* [RECORDS TO PROCESS]:
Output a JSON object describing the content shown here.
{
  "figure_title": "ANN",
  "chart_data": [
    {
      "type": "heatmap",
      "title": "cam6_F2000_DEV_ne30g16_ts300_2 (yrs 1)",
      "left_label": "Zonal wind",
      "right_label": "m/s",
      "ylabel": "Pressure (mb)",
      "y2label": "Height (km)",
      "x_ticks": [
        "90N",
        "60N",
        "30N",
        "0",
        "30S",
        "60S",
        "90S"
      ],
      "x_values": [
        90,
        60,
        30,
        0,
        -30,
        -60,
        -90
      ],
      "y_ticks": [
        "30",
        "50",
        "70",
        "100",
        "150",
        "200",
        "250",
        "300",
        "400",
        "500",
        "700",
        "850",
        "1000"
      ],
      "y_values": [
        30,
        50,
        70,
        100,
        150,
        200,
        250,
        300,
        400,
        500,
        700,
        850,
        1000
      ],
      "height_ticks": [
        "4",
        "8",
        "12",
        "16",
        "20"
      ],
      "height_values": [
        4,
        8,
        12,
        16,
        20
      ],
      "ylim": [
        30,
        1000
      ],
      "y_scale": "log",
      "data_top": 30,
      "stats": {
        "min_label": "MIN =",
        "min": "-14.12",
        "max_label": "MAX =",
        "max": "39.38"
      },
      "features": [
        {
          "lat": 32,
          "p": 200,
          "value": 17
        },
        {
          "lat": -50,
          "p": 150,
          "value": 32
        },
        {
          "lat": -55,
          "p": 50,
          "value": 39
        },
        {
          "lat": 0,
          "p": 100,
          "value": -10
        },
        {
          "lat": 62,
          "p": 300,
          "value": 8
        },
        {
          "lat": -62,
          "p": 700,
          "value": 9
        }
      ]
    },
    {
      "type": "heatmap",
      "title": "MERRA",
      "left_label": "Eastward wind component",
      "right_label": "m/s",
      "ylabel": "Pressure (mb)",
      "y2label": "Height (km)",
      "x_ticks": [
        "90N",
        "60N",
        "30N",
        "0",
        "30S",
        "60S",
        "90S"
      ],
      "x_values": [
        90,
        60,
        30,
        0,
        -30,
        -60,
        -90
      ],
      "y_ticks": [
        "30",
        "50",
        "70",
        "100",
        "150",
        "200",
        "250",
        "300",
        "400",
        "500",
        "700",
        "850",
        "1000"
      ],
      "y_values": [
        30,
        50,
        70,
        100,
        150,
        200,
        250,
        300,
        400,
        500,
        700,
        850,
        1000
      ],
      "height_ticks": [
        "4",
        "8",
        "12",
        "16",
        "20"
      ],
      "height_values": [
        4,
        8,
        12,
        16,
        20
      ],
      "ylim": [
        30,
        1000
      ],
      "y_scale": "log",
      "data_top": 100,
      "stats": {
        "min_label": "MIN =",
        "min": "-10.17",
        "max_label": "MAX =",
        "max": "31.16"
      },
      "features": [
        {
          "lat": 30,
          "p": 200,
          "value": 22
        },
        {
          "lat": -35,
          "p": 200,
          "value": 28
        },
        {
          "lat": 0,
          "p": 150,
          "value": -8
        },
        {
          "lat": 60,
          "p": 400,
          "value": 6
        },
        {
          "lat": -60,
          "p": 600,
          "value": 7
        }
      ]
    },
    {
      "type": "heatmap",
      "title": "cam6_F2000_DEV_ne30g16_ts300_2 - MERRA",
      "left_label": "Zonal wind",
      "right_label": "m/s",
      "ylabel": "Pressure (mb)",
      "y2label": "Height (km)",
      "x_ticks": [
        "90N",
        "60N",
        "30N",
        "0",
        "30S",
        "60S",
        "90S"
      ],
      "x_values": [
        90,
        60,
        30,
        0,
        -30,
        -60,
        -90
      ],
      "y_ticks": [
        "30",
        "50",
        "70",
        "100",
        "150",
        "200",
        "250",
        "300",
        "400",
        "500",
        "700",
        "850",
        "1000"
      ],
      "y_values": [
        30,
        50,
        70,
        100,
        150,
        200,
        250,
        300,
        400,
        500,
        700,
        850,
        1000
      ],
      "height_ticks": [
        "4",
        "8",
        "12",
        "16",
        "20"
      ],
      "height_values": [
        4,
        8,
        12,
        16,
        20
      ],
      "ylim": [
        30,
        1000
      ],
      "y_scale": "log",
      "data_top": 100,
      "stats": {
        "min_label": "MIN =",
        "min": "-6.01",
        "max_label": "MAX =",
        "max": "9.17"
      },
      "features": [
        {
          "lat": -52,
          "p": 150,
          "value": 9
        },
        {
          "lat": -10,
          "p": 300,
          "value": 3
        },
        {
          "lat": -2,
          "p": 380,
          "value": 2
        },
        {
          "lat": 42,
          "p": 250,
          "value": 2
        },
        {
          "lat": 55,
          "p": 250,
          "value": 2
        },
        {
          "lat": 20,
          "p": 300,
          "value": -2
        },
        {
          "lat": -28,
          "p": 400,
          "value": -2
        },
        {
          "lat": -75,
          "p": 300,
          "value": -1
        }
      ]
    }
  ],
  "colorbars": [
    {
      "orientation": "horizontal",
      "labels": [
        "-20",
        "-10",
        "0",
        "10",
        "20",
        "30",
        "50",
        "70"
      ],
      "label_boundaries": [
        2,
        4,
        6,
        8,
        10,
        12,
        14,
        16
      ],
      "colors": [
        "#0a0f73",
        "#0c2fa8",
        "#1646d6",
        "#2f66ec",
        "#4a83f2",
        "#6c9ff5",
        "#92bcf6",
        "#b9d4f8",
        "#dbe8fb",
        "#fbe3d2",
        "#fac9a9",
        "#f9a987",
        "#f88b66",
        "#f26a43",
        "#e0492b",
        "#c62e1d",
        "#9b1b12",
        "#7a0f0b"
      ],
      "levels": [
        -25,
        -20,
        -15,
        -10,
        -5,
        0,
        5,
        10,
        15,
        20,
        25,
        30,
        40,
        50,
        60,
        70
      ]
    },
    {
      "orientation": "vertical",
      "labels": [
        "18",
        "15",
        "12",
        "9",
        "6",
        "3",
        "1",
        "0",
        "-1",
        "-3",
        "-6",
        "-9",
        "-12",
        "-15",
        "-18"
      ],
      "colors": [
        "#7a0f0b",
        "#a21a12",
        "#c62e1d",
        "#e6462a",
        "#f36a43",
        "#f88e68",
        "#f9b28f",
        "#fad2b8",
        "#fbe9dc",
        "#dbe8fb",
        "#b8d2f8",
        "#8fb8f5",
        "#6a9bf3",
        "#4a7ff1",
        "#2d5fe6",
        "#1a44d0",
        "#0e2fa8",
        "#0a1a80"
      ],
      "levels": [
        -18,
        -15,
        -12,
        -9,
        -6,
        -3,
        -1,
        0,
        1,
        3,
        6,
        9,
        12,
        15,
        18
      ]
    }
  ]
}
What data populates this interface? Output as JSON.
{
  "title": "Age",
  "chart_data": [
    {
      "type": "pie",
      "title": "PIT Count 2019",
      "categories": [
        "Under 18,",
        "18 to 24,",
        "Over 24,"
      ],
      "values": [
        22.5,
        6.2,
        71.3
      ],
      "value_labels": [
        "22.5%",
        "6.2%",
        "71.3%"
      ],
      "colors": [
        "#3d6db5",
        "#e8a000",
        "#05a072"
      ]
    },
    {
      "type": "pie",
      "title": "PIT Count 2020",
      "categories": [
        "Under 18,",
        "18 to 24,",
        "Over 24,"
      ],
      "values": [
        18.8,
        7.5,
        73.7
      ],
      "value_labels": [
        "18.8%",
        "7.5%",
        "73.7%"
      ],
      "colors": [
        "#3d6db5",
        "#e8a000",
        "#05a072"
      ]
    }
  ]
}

* [WHAT YOU ARE ASKED TO DO]: Each line from the one containing "What data populates" to the end of the records should be echoed exactly, and no other line.

* [EXERCISE SOLUTION]:
What data populates this interface? Output as JSON.
{
  "title": "Age",
  "chart_data": [
    {
      "type": "pie",
      "title": "PIT Count 2019",
      "categories": [
        "Under 18,",
        "18 to 24,",
        "Over 24,"
      ],
      "values": [
        22.5,
        6.2,
        71.3
      ],
      "value_labels": [
        "22.5%",
        "6.2%",
        "71.3%"
      ],
      "colors": [
        "#3d6db5",
        "#e8a000",
        "#05a072"
      ]
    },
    {
      "type": "pie",
      "title": "PIT Count 2020",
      "categories": [
        "Under 18,",
        "18 to 24,",
        "Over 24,"
      ],
      "values": [
        18.8,
        7.5,
        73.7
      ],
      "value_labels": [
        "18.8%",
        "7.5%",
        "73.7%"
      ],
      "colors": [
        "#3d6db5",
        "#e8a000",
        "#05a072"
      ]
    }
  ]
}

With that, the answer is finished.